Data entries
--- START ---
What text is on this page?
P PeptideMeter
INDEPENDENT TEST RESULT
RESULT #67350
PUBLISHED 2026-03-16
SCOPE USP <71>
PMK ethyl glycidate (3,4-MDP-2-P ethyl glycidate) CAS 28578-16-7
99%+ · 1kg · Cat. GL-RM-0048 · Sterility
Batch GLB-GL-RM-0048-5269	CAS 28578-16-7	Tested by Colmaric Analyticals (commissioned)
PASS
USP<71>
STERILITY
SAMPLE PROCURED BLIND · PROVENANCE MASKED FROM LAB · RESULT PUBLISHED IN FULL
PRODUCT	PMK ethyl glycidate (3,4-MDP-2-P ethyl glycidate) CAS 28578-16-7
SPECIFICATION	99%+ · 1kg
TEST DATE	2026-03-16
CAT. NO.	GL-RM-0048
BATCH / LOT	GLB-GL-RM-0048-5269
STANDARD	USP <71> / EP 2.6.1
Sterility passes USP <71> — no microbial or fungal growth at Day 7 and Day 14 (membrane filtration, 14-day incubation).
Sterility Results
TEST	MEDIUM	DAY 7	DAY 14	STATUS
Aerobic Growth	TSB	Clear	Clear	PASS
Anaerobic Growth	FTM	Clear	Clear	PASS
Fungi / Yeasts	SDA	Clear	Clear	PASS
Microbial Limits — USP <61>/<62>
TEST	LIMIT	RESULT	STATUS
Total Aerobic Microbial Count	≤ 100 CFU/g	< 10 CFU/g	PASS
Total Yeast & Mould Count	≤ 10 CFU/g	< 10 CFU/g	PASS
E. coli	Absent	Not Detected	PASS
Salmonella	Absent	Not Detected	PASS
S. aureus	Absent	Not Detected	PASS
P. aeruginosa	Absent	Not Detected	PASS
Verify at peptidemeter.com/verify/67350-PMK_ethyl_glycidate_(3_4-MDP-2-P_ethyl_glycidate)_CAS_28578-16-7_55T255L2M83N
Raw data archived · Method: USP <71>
--- END ---
* _Your task_
The answer should be an exact reproduction of all the entries.

* _Answer to the exercise_
What text is on this page?
P PeptideMeter
INDEPENDENT TEST RESULT
RESULT #67350
PUBLISHED 2026-03-16
SCOPE USP <71>
PMK ethyl glycidate (3,4-MDP-2-P ethyl glycidate) CAS 28578-16-7
99%+ · 1kg · Cat. GL-RM-0048 · Sterility
Batch GLB-GL-RM-0048-5269	CAS 28578-16-7	Tested by Colmaric Analyticals (commissioned)
PASS
USP<71>
STERILITY
SAMPLE PROCURED BLIND · PROVENANCE MASKED FROM LAB · RESULT PUBLISHED IN FULL
PRODUCT	PMK ethyl glycidate (3,4-MDP-2-P ethyl glycidate) CAS 28578-16-7
SPECIFICATION	99%+ · 1kg
TEST DATE	2026-03-16
CAT. NO.	GL-RM-0048
BATCH / LOT	GLB-GL-RM-0048-5269
STANDARD	USP <71> / EP 2.6.1
Sterility passes USP <71> — no microbial or fungal growth at Day 7 and Day 14 (membrane filtration, 14-day incubation).
Sterility Results
TEST	MEDIUM	DAY 7	DAY 14	STATUS
Aerobic Growth	TSB	Clear	Clear	PASS
Anaerobic Growth	FTM	Clear	Clear	PASS
Fungi / Yeasts	SDA	Clear	Clear	PASS
Microbial Limits — USP <61>/<62>
TEST	LIMIT	RESULT	STATUS
Total Aerobic Microbial Count	≤ 100 CFU/g	< 10 CFU/g	PASS
Total Yeast & Mould Count	≤ 10 CFU/g	< 10 CFU/g	PASS
E. coli	Absent	Not Detected	PASS
Salmonella	Absent	Not Detected	PASS
S. aureus	Absent	Not Detected	PASS
P. aeruginosa	Absent	Not Detected	PASS
Verify at peptidemeter.com/verify/67350-PMK_ethyl_glycidate_(3_4-MDP-2-P_ethyl_glycidate)_CAS_28578-16-7_55T255L2M83N
Raw data archived · Method: USP <71>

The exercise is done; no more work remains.